### [Written request]
Assemble all lines in which the string "JSON" appears.
%%
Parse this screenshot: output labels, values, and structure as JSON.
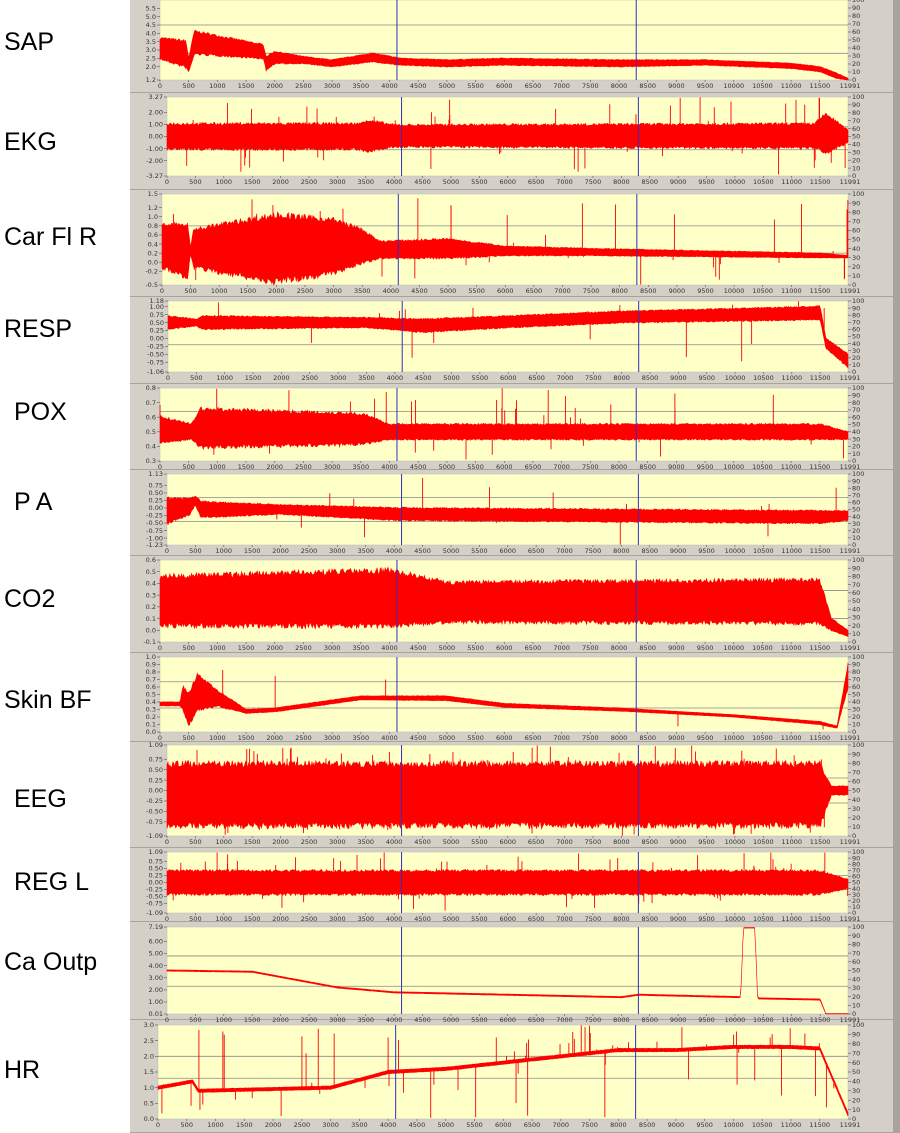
{
  "chart_data": {
    "type": "line",
    "title": "",
    "x_ticks": [
      0,
      500,
      1000,
      1500,
      2000,
      2500,
      3000,
      3500,
      4000,
      4500,
      5000,
      5500,
      6000,
      6500,
      7000,
      7500,
      8000,
      8500,
      9000,
      9500,
      10000,
      10500,
      11000,
      11500
    ],
    "x_end_label": "11991",
    "xlim": [
      0,
      11991
    ],
    "right_axis_ticks": [
      0,
      10,
      20,
      30,
      40,
      50,
      60,
      70,
      80,
      90,
      100
    ],
    "cursors": [
      4130,
      8300
    ],
    "colors": {
      "signal": "#ff0000",
      "cursor": "#3030c0",
      "plot_bg": "#ffffc8",
      "frame": "#d4d0c8",
      "grid": "#8a8a8a"
    },
    "panels": [
      {
        "label": "SAP",
        "ylim": [
          1.2,
          6.0
        ],
        "yticks": [
          "1.2",
          "2.0",
          "2.5",
          "3.0",
          "3.5",
          "4.0",
          "4.5",
          "5.0",
          "5.5"
        ],
        "ytick_values": [
          1.2,
          2.0,
          2.5,
          3.0,
          3.5,
          4.0,
          4.5,
          5.0,
          5.5
        ],
        "hlines": [
          4.5,
          2.8
        ],
        "envelope": [
          [
            0,
            2.5,
            3.7
          ],
          [
            450,
            2.0,
            3.5
          ],
          [
            500,
            1.7,
            2.5
          ],
          [
            600,
            2.8,
            4.1
          ],
          [
            1800,
            2.5,
            3.3
          ],
          [
            1850,
            1.8,
            2.6
          ],
          [
            2000,
            2.2,
            2.9
          ],
          [
            2500,
            2.2,
            2.6
          ],
          [
            3000,
            2.0,
            2.4
          ],
          [
            3700,
            2.3,
            2.8
          ],
          [
            4200,
            2.1,
            2.5
          ],
          [
            5000,
            2.0,
            2.4
          ],
          [
            6000,
            2.1,
            2.5
          ],
          [
            8000,
            2.0,
            2.4
          ],
          [
            9500,
            2.1,
            2.4
          ],
          [
            11000,
            1.9,
            2.2
          ],
          [
            11500,
            1.7,
            2.0
          ],
          [
            11800,
            1.3,
            1.6
          ],
          [
            11991,
            1.2,
            1.3
          ]
        ]
      },
      {
        "label": "EKG",
        "ylim": [
          -3.27,
          3.27
        ],
        "yticks": [
          "-3.27",
          "-2.00",
          "-1.00",
          "0.00",
          "1.00",
          "2.00",
          "3.27"
        ],
        "ytick_values": [
          -3.27,
          -2,
          -1,
          0,
          1,
          2,
          3.27
        ],
        "hlines": [
          0.8,
          -1.1
        ],
        "envelope": [
          [
            0,
            -1.0,
            1.0
          ],
          [
            3400,
            -1.0,
            1.0
          ],
          [
            3500,
            -1.2,
            1.3
          ],
          [
            4000,
            -0.8,
            0.9
          ],
          [
            11400,
            -0.9,
            1.0
          ],
          [
            11600,
            -1.3,
            1.8
          ],
          [
            11991,
            -0.5,
            0.5
          ]
        ]
      },
      {
        "label": "Car Fl R",
        "ylim": [
          -0.5,
          1.5
        ],
        "yticks": [
          "-0.5",
          "-0.2",
          "0.0",
          "0.2",
          "0.4",
          "0.6",
          "0.8",
          "1.0",
          "1.2",
          "1.5"
        ],
        "ytick_values": [
          -0.5,
          -0.2,
          0,
          0.2,
          0.4,
          0.6,
          0.8,
          1.0,
          1.2,
          1.5
        ],
        "hlines": [
          0.8,
          0.2
        ],
        "envelope": [
          [
            0,
            -0.1,
            0.8
          ],
          [
            450,
            -0.3,
            0.8
          ],
          [
            500,
            0.2,
            0.3
          ],
          [
            550,
            -0.1,
            0.7
          ],
          [
            2000,
            -0.4,
            1.0
          ],
          [
            3000,
            -0.2,
            0.9
          ],
          [
            3500,
            0.0,
            0.7
          ],
          [
            3800,
            0.1,
            0.45
          ],
          [
            5000,
            0.1,
            0.5
          ],
          [
            6000,
            0.15,
            0.35
          ],
          [
            7500,
            0.15,
            0.3
          ],
          [
            11500,
            0.1,
            0.2
          ],
          [
            11991,
            0.1,
            0.15
          ]
        ]
      },
      {
        "label": "RESP",
        "ylim": [
          -1.06,
          1.18
        ],
        "yticks": [
          "-1.06",
          "-0.75",
          "-0.50",
          "-0.25",
          "0.00",
          "0.25",
          "0.50",
          "0.75",
          "1.00",
          "1.18"
        ],
        "ytick_values": [
          -1.06,
          -0.75,
          -0.5,
          -0.25,
          0,
          0.25,
          0.5,
          0.75,
          1.0,
          1.18
        ],
        "hlines": [
          -0.2
        ],
        "envelope": [
          [
            0,
            0.3,
            0.7
          ],
          [
            500,
            0.4,
            0.6
          ],
          [
            600,
            0.3,
            0.7
          ],
          [
            3500,
            0.35,
            0.65
          ],
          [
            4500,
            0.2,
            0.6
          ],
          [
            6000,
            0.35,
            0.7
          ],
          [
            8000,
            0.5,
            0.85
          ],
          [
            11500,
            0.6,
            1.0
          ],
          [
            11600,
            -0.3,
            0.0
          ],
          [
            11991,
            -0.9,
            -0.5
          ]
        ]
      },
      {
        "label": "POX",
        "ylim": [
          0.3,
          0.8
        ],
        "yticks": [
          "0.3",
          "0.4",
          "0.5",
          "0.6",
          "0.7",
          "0.8"
        ],
        "ytick_values": [
          0.3,
          0.4,
          0.5,
          0.6,
          0.7,
          0.8
        ],
        "hlines": [
          0.64,
          0.46
        ],
        "envelope": [
          [
            0,
            0.43,
            0.6
          ],
          [
            550,
            0.45,
            0.55
          ],
          [
            700,
            0.4,
            0.65
          ],
          [
            3500,
            0.42,
            0.62
          ],
          [
            4000,
            0.45,
            0.55
          ],
          [
            11500,
            0.45,
            0.55
          ],
          [
            11991,
            0.45,
            0.5
          ]
        ]
      },
      {
        "label": "P A",
        "ylim": [
          -1.23,
          1.13
        ],
        "yticks": [
          "-1.23",
          "-1.00",
          "-0.75",
          "-0.50",
          "-0.25",
          "0.00",
          "0.25",
          "0.50",
          "0.75",
          "1.13"
        ],
        "ytick_values": [
          -1.23,
          -1,
          -0.75,
          -0.5,
          -0.25,
          0,
          0.25,
          0.5,
          0.75,
          1.13
        ],
        "hlines": [
          0.35,
          -0.45
        ],
        "envelope": [
          [
            0,
            -0.5,
            0.3
          ],
          [
            400,
            -0.2,
            0.3
          ],
          [
            500,
            0.1,
            0.4
          ],
          [
            600,
            -0.3,
            0.2
          ],
          [
            2000,
            -0.2,
            0.1
          ],
          [
            4000,
            -0.4,
            0.0
          ],
          [
            11500,
            -0.5,
            -0.1
          ],
          [
            11991,
            -0.4,
            -0.1
          ]
        ]
      },
      {
        "label": "CO2",
        "ylim": [
          -0.1,
          0.6
        ],
        "yticks": [
          "-0.1",
          "0.0",
          "0.1",
          "0.2",
          "0.3",
          "0.4",
          "0.5",
          "0.6"
        ],
        "ytick_values": [
          -0.1,
          0,
          0.1,
          0.2,
          0.3,
          0.4,
          0.5,
          0.6
        ],
        "hlines": [
          0.34,
          0.1
        ],
        "envelope": [
          [
            0,
            0.05,
            0.45
          ],
          [
            4000,
            0.05,
            0.5
          ],
          [
            5000,
            0.08,
            0.4
          ],
          [
            11500,
            0.07,
            0.42
          ],
          [
            11700,
            0.0,
            0.1
          ],
          [
            11991,
            -0.05,
            0.0
          ]
        ]
      },
      {
        "label": "Skin BF",
        "ylim": [
          0,
          1.0
        ],
        "yticks": [
          "0.0",
          "0.1",
          "0.2",
          "0.3",
          "0.4",
          "0.5",
          "0.6",
          "0.7",
          "0.8",
          "0.9",
          "1.0"
        ],
        "ytick_values": [
          0,
          0.1,
          0.2,
          0.3,
          0.4,
          0.5,
          0.6,
          0.7,
          0.8,
          0.9,
          1.0
        ],
        "hlines": [
          0.67,
          0.32
        ],
        "envelope": [
          [
            0,
            0.35,
            0.4
          ],
          [
            350,
            0.35,
            0.4
          ],
          [
            400,
            0.3,
            0.6
          ],
          [
            500,
            0.1,
            0.5
          ],
          [
            650,
            0.3,
            0.75
          ],
          [
            1000,
            0.35,
            0.55
          ],
          [
            1500,
            0.25,
            0.3
          ],
          [
            2000,
            0.27,
            0.32
          ],
          [
            3500,
            0.43,
            0.48
          ],
          [
            5000,
            0.42,
            0.48
          ],
          [
            6000,
            0.33,
            0.38
          ],
          [
            8000,
            0.28,
            0.32
          ],
          [
            10000,
            0.2,
            0.23
          ],
          [
            11500,
            0.1,
            0.14
          ],
          [
            11800,
            0.05,
            0.08
          ],
          [
            11991,
            0.6,
            0.9
          ]
        ]
      },
      {
        "label": "EEG",
        "ylim": [
          -1.09,
          1.09
        ],
        "yticks": [
          "-1.09",
          "-0.75",
          "-0.50",
          "-0.25",
          "0.00",
          "0.25",
          "0.50",
          "0.75",
          "1.09"
        ],
        "ytick_values": [
          -1.09,
          -0.75,
          -0.5,
          -0.25,
          0,
          0.25,
          0.5,
          0.75,
          1.09
        ],
        "hlines": [
          0.3,
          -0.3
        ],
        "envelope": [
          [
            0,
            -0.8,
            0.6
          ],
          [
            11500,
            -0.8,
            0.6
          ],
          [
            11700,
            -0.1,
            0.1
          ],
          [
            11991,
            -0.1,
            0.1
          ]
        ]
      },
      {
        "label": "REG L",
        "ylim": [
          -1.09,
          1.09
        ],
        "yticks": [
          "-1.09",
          "-0.75",
          "-0.50",
          "-0.25",
          "0.00",
          "0.25",
          "0.50",
          "0.75",
          "1.09"
        ],
        "ytick_values": [
          -1.09,
          -0.75,
          -0.5,
          -0.25,
          0,
          0.25,
          0.5,
          0.75,
          1.09
        ],
        "hlines": [
          0.25,
          -0.25
        ],
        "envelope": [
          [
            0,
            -0.4,
            0.4
          ],
          [
            11500,
            -0.4,
            0.4
          ],
          [
            11991,
            -0.2,
            0.1
          ]
        ]
      },
      {
        "label": "Ca Outp",
        "ylim": [
          0.01,
          7.19
        ],
        "yticks": [
          "0.01",
          "1.00",
          "2.00",
          "3.00",
          "4.00",
          "5.00",
          "6.00",
          "7.19"
        ],
        "ytick_values": [
          0.01,
          1,
          2,
          3,
          4,
          5,
          6,
          7.19
        ],
        "hlines": [
          4.8,
          2.3
        ],
        "envelope": [
          [
            0,
            3.55,
            3.65
          ],
          [
            1500,
            3.45,
            3.55
          ],
          [
            3000,
            2.15,
            2.25
          ],
          [
            4000,
            1.75,
            1.85
          ],
          [
            8000,
            1.35,
            1.45
          ],
          [
            8300,
            1.55,
            1.65
          ],
          [
            10100,
            1.35,
            1.45
          ],
          [
            10150,
            7.1,
            7.15
          ],
          [
            10350,
            7.1,
            7.15
          ],
          [
            10400,
            1.25,
            1.35
          ],
          [
            11500,
            1.15,
            1.25
          ],
          [
            11600,
            0.01,
            0.05
          ],
          [
            11991,
            0.01,
            0.05
          ]
        ]
      },
      {
        "label": "HR",
        "ylim": [
          0,
          3.0
        ],
        "yticks": [
          "0.0",
          "0.5",
          "1.0",
          "1.5",
          "2.0",
          "2.5",
          "3.0"
        ],
        "ytick_values": [
          0,
          0.5,
          1,
          1.5,
          2,
          2.5,
          3
        ],
        "hlines": [
          2.0,
          1.3
        ],
        "envelope": [
          [
            0,
            0.95,
            1.05
          ],
          [
            600,
            1.15,
            1.25
          ],
          [
            700,
            0.85,
            0.95
          ],
          [
            3000,
            0.95,
            1.05
          ],
          [
            4000,
            1.45,
            1.55
          ],
          [
            5000,
            1.55,
            1.65
          ],
          [
            6000,
            1.75,
            1.85
          ],
          [
            7000,
            1.95,
            2.05
          ],
          [
            8000,
            2.15,
            2.25
          ],
          [
            9000,
            2.15,
            2.25
          ],
          [
            10000,
            2.25,
            2.35
          ],
          [
            11000,
            2.25,
            2.35
          ],
          [
            11500,
            2.2,
            2.3
          ],
          [
            11991,
            0.1,
            0.2
          ]
        ]
      }
    ]
  }
}
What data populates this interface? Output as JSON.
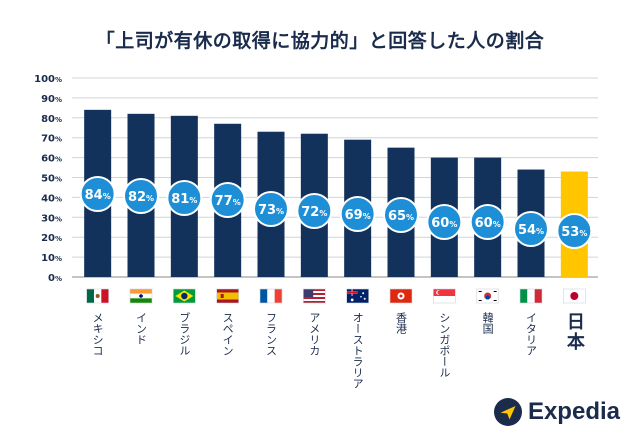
%%
### [Solution for this task]
Parse this screenshot: output labels, values, and structure as JSON.
What data populates this interface? Output as JSON.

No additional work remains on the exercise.